Source records:

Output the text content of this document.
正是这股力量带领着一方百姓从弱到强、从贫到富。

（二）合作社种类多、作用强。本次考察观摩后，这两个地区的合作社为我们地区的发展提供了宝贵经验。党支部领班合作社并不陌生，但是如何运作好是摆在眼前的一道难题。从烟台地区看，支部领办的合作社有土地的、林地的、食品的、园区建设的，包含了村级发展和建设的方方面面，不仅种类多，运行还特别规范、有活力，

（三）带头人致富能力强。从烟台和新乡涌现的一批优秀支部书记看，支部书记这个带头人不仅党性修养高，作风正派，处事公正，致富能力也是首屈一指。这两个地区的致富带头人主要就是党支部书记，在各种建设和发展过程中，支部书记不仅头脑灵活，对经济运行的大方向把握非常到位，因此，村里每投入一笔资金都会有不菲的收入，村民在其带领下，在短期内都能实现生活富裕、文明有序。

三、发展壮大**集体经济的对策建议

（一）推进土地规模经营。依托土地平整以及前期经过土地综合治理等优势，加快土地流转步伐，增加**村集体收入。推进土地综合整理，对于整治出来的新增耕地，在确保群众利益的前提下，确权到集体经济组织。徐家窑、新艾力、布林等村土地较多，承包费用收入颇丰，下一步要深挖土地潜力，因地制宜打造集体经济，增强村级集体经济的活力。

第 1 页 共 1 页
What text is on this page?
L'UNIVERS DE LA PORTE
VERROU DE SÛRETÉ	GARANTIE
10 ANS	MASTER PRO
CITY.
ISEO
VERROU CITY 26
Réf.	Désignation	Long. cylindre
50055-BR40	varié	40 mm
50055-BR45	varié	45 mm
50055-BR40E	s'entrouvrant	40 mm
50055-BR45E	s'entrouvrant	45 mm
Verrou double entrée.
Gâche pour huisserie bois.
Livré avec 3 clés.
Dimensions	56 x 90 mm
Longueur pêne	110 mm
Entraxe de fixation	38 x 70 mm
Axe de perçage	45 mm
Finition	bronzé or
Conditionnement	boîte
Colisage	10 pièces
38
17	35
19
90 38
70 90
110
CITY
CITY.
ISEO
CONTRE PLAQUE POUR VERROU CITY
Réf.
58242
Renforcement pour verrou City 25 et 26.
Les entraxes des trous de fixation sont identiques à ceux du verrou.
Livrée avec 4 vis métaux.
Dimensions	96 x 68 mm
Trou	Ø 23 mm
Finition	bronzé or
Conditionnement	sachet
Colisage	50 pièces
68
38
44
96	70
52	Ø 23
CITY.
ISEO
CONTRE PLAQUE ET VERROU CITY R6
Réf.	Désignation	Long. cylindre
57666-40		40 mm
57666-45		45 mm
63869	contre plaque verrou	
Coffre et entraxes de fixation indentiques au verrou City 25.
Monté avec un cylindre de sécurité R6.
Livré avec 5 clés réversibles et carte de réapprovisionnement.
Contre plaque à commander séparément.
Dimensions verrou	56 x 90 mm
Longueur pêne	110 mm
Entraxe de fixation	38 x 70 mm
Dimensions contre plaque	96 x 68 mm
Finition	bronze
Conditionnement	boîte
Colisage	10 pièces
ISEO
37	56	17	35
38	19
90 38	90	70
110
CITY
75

**YOUR OBJECTIVE**
Return every record, word for word.

**OUTPUT FOR THIS EXERCISE**
Output the text content of this document.
正是这股力量带领着一方百姓从弱到强、从贫到富。

（二）合作社种类多、作用强。本次考察观摩后，这两个地区的合作社为我们地区的发展提供了宝贵经验。党支部领班合作社并不陌生，但是如何运作好是摆在眼前的一道难题。从烟台地区看，支部领办的合作社有土地的、林地的、食品的、园区建设的，包含了村级发展和建设的方方面面，不仅种类多，运行还特别规范、有活力，

（三）带头人致富能力强。从烟台和新乡涌现的一批优秀支部书记看，支部书记这个带头人不仅党性修养高，作风正派，处事公正，致富能力也是首屈一指。这两个地区的致富带头人主要就是党支部书记，在各种建设和发展过程中，支部书记不仅头脑灵活，对经济运行的大方向把握非常到位，因此，村里每投入一笔资金都会有不菲的收入，村民在其带领下，在短期内都能实现生活富裕、文明有序。

三、发展壮大**集体经济的对策建议

（一）推进土地规模经营。依托土地平整以及前期经过土地综合治理等优势，加快土地流转步伐，增加**村集体收入。推进土地综合整理，对于整治出来的新增耕地，在确保群众利益的前提下，确权到集体经济组织。徐家窑、新艾力、布林等村土地较多，承包费用收入颇丰，下一步要深挖土地潜力，因地制宜打造集体经济，增强村级集体经济的活力。

第 1 页 共 1 页
What text is on this page?
L'UNIVERS DE LA PORTE
VERROU DE SÛRETÉ	GARANTIE
10 ANS	MASTER PRO
CITY.
ISEO
VERROU CITY 26
Réf.	Désignation	Long. cylindre
50055-BR40	varié	40 mm
50055-BR45	varié	45 mm
50055-BR40E	s'entrouvrant	40 mm
50055-BR45E	s'entrouvrant	45 mm
Verrou double entrée.
Gâche pour huisserie bois.
Livré avec 3 clés.
Dimensions	56 x 90 mm
Longueur pêne	110 mm
Entraxe de fixation	38 x 70 mm
Axe de perçage	45 mm
Finition	bronzé or
Conditionnement	boîte
Colisage	10 pièces
38
17	35
19
90 38
70 90
110
CITY
CITY.
ISEO
CONTRE PLAQUE POUR VERROU CITY
Réf.
58242
Renforcement pour verrou City 25 et 26.
Les entraxes des trous de fixation sont identiques à ceux du verrou.
Livrée avec 4 vis métaux.
Dimensions	96 x 68 mm
Trou	Ø 23 mm
Finition	bronzé or
Conditionnement	sachet
Colisage	50 pièces
68
38
44
96	70
52	Ø 23
CITY.
ISEO
CONTRE PLAQUE ET VERROU CITY R6
Réf.	Désignation	Long. cylindre
57666-40		40 mm
57666-45		45 mm
63869	contre plaque verrou	
Coffre et entraxes de fixation indentiques au verrou City 25.
Monté avec un cylindre de sécurité R6.
Livré avec 5 clés réversibles et carte de réapprovisionnement.
Contre plaque à commander séparément.
Dimensions verrou	56 x 90 mm
Longueur pêne	110 mm
Entraxe de fixation	38 x 70 mm
Dimensions contre plaque	96 x 68 mm
Finition	bronze
Conditionnement	boîte
Colisage	10 pièces
ISEO
37	56	17	35
38	19
90 38	90	70
110
CITY
75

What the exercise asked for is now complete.